:: Requirement ::
Retype all of the entries word for word.

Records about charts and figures

* * *

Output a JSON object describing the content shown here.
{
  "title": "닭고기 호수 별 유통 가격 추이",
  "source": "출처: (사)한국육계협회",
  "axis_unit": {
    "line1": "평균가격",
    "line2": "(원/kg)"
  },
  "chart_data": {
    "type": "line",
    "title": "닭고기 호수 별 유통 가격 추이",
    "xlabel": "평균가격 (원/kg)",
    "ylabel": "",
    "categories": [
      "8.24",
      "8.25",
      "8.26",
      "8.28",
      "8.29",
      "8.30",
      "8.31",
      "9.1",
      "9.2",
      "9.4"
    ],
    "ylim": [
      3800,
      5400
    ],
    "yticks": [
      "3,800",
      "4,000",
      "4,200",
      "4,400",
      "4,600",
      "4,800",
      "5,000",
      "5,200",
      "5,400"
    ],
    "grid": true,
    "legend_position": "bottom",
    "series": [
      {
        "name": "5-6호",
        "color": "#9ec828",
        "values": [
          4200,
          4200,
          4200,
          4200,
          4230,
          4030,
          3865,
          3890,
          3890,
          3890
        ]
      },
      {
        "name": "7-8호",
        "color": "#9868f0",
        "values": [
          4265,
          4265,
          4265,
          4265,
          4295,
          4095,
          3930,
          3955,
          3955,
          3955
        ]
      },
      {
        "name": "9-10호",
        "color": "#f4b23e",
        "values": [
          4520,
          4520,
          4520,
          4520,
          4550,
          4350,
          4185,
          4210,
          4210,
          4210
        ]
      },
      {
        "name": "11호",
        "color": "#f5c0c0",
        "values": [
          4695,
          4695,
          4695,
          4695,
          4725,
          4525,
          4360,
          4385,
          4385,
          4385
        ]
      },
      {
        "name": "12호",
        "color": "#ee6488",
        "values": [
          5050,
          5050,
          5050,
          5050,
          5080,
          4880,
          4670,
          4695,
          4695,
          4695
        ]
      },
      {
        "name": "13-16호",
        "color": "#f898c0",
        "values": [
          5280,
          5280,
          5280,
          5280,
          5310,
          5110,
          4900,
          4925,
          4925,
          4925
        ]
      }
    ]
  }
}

* * *

:: Solution for this problem ::
Output a JSON object describing the content shown here.
{
  "title": "닭고기 호수 별 유통 가격 추이",
  "source": "출처: (사)한국육계협회",
  "axis_unit": {
    "line1": "평균가격",
    "line2": "(원/kg)"
  },
  "chart_data": {
    "type": "line",
    "title": "닭고기 호수 별 유통 가격 추이",
    "xlabel": "평균가격 (원/kg)",
    "ylabel": "",
    "categories": [
      "8.24",
      "8.25",
      "8.26",
      "8.28",
      "8.29",
      "8.30",
      "8.31",
      "9.1",
      "9.2",
      "9.4"
    ],
    "ylim": [
      3800,
      5400
    ],
    "yticks": [
      "3,800",
      "4,000",
      "4,200",
      "4,400",
      "4,600",
      "4,800",
      "5,000",
      "5,200",
      "5,400"
    ],
    "grid": true,
    "legend_position": "bottom",
    "series": [
      {
        "name": "5-6호",
        "color": "#9ec828",
        "values": [
          4200,
          4200,
          4200,
          4200,
          4230,
          4030,
          3865,
          3890,
          3890,
          3890
        ]
      },
      {
        "name": "7-8호",
        "color": "#9868f0",
        "values": [
          4265,
          4265,
          4265,
          4265,
          4295,
          4095,
          3930,
          3955,
          3955,
          3955
        ]
      },
      {
        "name": "9-10호",
        "color": "#f4b23e",
        "values": [
          4520,
          4520,
          4520,
          4520,
          4550,
          4350,
          4185,
          4210,
          4210,
          4210
        ]
      },
      {
        "name": "11호",
        "color": "#f5c0c0",
        "values": [
          4695,
          4695,
          4695,
          4695,
          4725,
          4525,
          4360,
          4385,
          4385,
          4385
        ]
      },
      {
        "name": "12호",
        "color": "#ee6488",
        "values": [
          5050,
          5050,
          5050,
          5050,
          5080,
          4880,
          4670,
          4695,
          4695,
          4695
        ]
      },
      {
        "name": "13-16호",
        "color": "#f898c0",
        "values": [
          5280,
          5280,
          5280,
          5280,
          5310,
          5110,
          4900,
          4925,
          4925,
          4925
        ]
      }
    ]
  }
}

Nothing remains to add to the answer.